■ Collected data ■
▬▬▬▬▬▬
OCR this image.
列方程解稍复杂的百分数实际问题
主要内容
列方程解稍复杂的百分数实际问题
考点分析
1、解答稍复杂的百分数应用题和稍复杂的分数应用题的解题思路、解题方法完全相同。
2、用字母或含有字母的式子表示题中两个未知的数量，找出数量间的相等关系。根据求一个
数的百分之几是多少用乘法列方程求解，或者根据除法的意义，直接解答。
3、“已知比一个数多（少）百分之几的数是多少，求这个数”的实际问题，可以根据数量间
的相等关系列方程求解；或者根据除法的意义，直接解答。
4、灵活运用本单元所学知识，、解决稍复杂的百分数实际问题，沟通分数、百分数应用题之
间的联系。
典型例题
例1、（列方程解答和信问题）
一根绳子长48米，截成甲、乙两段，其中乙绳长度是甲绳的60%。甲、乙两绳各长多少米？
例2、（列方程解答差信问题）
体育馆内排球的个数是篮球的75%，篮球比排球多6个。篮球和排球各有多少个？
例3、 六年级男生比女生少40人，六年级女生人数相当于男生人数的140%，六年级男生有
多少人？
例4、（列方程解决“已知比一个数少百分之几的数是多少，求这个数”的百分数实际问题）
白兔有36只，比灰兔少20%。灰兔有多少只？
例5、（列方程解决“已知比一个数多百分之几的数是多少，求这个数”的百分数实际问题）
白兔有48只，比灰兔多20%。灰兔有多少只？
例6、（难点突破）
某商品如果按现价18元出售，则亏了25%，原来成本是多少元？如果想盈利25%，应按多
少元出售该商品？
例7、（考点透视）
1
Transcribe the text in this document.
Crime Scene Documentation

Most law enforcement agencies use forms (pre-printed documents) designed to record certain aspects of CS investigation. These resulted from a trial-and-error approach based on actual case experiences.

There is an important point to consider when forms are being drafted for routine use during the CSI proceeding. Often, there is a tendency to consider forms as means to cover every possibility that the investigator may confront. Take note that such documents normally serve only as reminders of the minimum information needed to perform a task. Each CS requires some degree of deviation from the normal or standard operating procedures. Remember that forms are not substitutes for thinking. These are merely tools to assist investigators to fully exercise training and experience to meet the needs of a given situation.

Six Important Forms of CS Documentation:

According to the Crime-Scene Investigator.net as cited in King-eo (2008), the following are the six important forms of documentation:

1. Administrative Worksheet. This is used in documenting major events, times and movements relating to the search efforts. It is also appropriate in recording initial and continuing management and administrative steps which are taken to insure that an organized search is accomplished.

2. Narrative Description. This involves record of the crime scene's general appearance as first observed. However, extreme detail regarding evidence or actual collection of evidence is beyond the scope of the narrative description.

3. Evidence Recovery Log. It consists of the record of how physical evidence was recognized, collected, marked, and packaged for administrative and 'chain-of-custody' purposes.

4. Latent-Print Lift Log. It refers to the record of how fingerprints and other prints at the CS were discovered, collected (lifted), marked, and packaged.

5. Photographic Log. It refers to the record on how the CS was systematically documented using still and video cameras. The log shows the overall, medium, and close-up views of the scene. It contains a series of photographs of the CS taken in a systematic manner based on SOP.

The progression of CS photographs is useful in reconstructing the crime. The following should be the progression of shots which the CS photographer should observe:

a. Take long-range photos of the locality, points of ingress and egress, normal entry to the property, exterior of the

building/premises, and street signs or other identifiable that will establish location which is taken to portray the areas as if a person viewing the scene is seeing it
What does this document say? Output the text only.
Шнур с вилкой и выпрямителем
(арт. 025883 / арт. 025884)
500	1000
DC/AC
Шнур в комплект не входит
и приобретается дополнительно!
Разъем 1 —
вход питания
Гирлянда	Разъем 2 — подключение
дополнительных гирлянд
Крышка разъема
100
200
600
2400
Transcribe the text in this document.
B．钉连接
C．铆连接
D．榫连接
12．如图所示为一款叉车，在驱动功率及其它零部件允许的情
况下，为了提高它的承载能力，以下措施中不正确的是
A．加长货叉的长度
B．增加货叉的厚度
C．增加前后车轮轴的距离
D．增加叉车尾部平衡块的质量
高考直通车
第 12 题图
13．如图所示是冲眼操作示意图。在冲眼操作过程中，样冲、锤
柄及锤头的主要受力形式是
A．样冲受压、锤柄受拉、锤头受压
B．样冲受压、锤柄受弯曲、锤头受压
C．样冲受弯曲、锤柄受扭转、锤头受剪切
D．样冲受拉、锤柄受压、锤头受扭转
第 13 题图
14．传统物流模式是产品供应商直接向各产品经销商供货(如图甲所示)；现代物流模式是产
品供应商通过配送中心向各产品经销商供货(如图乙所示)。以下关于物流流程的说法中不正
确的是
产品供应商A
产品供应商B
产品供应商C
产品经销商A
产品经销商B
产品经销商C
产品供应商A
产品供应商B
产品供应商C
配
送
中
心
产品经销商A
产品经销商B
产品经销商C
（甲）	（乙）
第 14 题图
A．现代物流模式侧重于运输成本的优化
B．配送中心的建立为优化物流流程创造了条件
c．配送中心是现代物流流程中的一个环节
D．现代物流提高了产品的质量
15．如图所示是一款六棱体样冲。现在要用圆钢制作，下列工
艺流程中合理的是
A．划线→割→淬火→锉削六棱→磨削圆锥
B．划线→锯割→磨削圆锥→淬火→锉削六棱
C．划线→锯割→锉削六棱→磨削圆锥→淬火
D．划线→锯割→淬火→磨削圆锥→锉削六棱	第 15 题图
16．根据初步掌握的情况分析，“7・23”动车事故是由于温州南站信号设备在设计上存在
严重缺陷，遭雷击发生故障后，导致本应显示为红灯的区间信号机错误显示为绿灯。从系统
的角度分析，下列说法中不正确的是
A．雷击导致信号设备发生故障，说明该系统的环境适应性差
▬▬▬▬▬▬
Reproduce every record above exactly as it appears.

OCR this image.
列方程解稍复杂的百分数实际问题
主要内容
列方程解稍复杂的百分数实际问题
考点分析
1、解答稍复杂的百分数应用题和稍复杂的分数应用题的解题思路、解题方法完全相同。
2、用字母或含有字母的式子表示题中两个未知的数量，找出数量间的相等关系。根据求一个
数的百分之几是多少用乘法列方程求解，或者根据除法的意义，直接解答。
3、“已知比一个数多（少）百分之几的数是多少，求这个数”的实际问题，可以根据数量间
的相等关系列方程求解；或者根据除法的意义，直接解答。
4、灵活运用本单元所学知识，、解决稍复杂的百分数实际问题，沟通分数、百分数应用题之
间的联系。
典型例题
例1、（列方程解答和信问题）
一根绳子长48米，截成甲、乙两段，其中乙绳长度是甲绳的60%。甲、乙两绳各长多少米？
例2、（列方程解答差信问题）
体育馆内排球的个数是篮球的75%，篮球比排球多6个。篮球和排球各有多少个？
例3、 六年级男生比女生少40人，六年级女生人数相当于男生人数的140%，六年级男生有
多少人？
例4、（列方程解决“已知比一个数少百分之几的数是多少，求这个数”的百分数实际问题）
白兔有36只，比灰兔少20%。灰兔有多少只？
例5、（列方程解决“已知比一个数多百分之几的数是多少，求这个数”的百分数实际问题）
白兔有48只，比灰兔多20%。灰兔有多少只？
例6、（难点突破）
某商品如果按现价18元出售，则亏了25%，原来成本是多少元？如果想盈利25%，应按多
少元出售该商品？
例7、（考点透视）
1
Transcribe the text in this document.
Crime Scene Documentation

Most law enforcement agencies use forms (pre-printed documents) designed to record certain aspects of CS investigation. These resulted from a trial-and-error approach based on actual case experiences.

There is an important point to consider when forms are being drafted for routine use during the CSI proceeding. Often, there is a tendency to consider forms as means to cover every possibility that the investigator may confront. Take note that such documents normally serve only as reminders of the minimum information needed to perform a task. Each CS requires some degree of deviation from the normal or standard operating procedures. Remember that forms are not substitutes for thinking. These are merely tools to assist investigators to fully exercise training and experience to meet the needs of a given situation.

Six Important Forms of CS Documentation:

According to the Crime-Scene Investigator.net as cited in King-eo (2008), the following are the six important forms of documentation:

1. Administrative Worksheet. This is used in documenting major events, times and movements relating to the search efforts. It is also appropriate in recording initial and continuing management and administrative steps which are taken to insure that an organized search is accomplished.

2. Narrative Description. This involves record of the crime scene's general appearance as first observed. However, extreme detail regarding evidence or actual collection of evidence is beyond the scope of the narrative description.

3. Evidence Recovery Log. It consists of the record of how physical evidence was recognized, collected, marked, and packaged for administrative and 'chain-of-custody' purposes.

4. Latent-Print Lift Log. It refers to the record of how fingerprints and other prints at the CS were discovered, collected (lifted), marked, and packaged.

5. Photographic Log. It refers to the record on how the CS was systematically documented using still and video cameras. The log shows the overall, medium, and close-up views of the scene. It contains a series of photographs of the CS taken in a systematic manner based on SOP.

The progression of CS photographs is useful in reconstructing the crime. The following should be the progression of shots which the CS photographer should observe:

a. Take long-range photos of the locality, points of ingress and egress, normal entry to the property, exterior of the

building/premises, and street signs or other identifiable that will establish location which is taken to portray the areas as if a person viewing the scene is seeing it
What does this document say? Output the text only.
Шнур с вилкой и выпрямителем
(арт. 025883 / арт. 025884)
500	1000
DC/AC
Шнур в комплект не входит
и приобретается дополнительно!
Разъем 1 —
вход питания
Гирлянда	Разъем 2 — подключение
дополнительных гирлянд
Крышка разъема
100
200
600
2400
Transcribe the text in this document.
B．钉连接
C．铆连接
D．榫连接
12．如图所示为一款叉车，在驱动功率及其它零部件允许的情
况下，为了提高它的承载能力，以下措施中不正确的是
A．加长货叉的长度
B．增加货叉的厚度
C．增加前后车轮轴的距离
D．增加叉车尾部平衡块的质量
高考直通车
第 12 题图
13．如图所示是冲眼操作示意图。在冲眼操作过程中，样冲、锤
柄及锤头的主要受力形式是
A．样冲受压、锤柄受拉、锤头受压
B．样冲受压、锤柄受弯曲、锤头受压
C．样冲受弯曲、锤柄受扭转、锤头受剪切
D．样冲受拉、锤柄受压、锤头受扭转
第 13 题图
14．传统物流模式是产品供应商直接向各产品经销商供货(如图甲所示)；现代物流模式是产
品供应商通过配送中心向各产品经销商供货(如图乙所示)。以下关于物流流程的说法中不正
确的是
产品供应商A
产品供应商B
产品供应商C
产品经销商A
产品经销商B
产品经销商C
产品供应商A
产品供应商B
产品供应商C
配
送
中
心
产品经销商A
产品经销商B
产品经销商C
（甲）	（乙）
第 14 题图
A．现代物流模式侧重于运输成本的优化
B．配送中心的建立为优化物流流程创造了条件
c．配送中心是现代物流流程中的一个环节
D．现代物流提高了产品的质量
15．如图所示是一款六棱体样冲。现在要用圆钢制作，下列工
艺流程中合理的是
A．划线→割→淬火→锉削六棱→磨削圆锥
B．划线→锯割→磨削圆锥→淬火→锉削六棱
C．划线→锯割→锉削六棱→磨削圆锥→淬火
D．划线→锯割→淬火→磨削圆锥→锉削六棱	第 15 题图
16．根据初步掌握的情况分析，“7・23”动车事故是由于温州南站信号设备在设计上存在
严重缺陷，遭雷击发生故障后，导致本应显示为红灯的区间信号机错误显示为绿灯。从系统
的角度分析，下列说法中不正确的是
A．雷击导致信号设备发生故障，说明该系统的环境适应性差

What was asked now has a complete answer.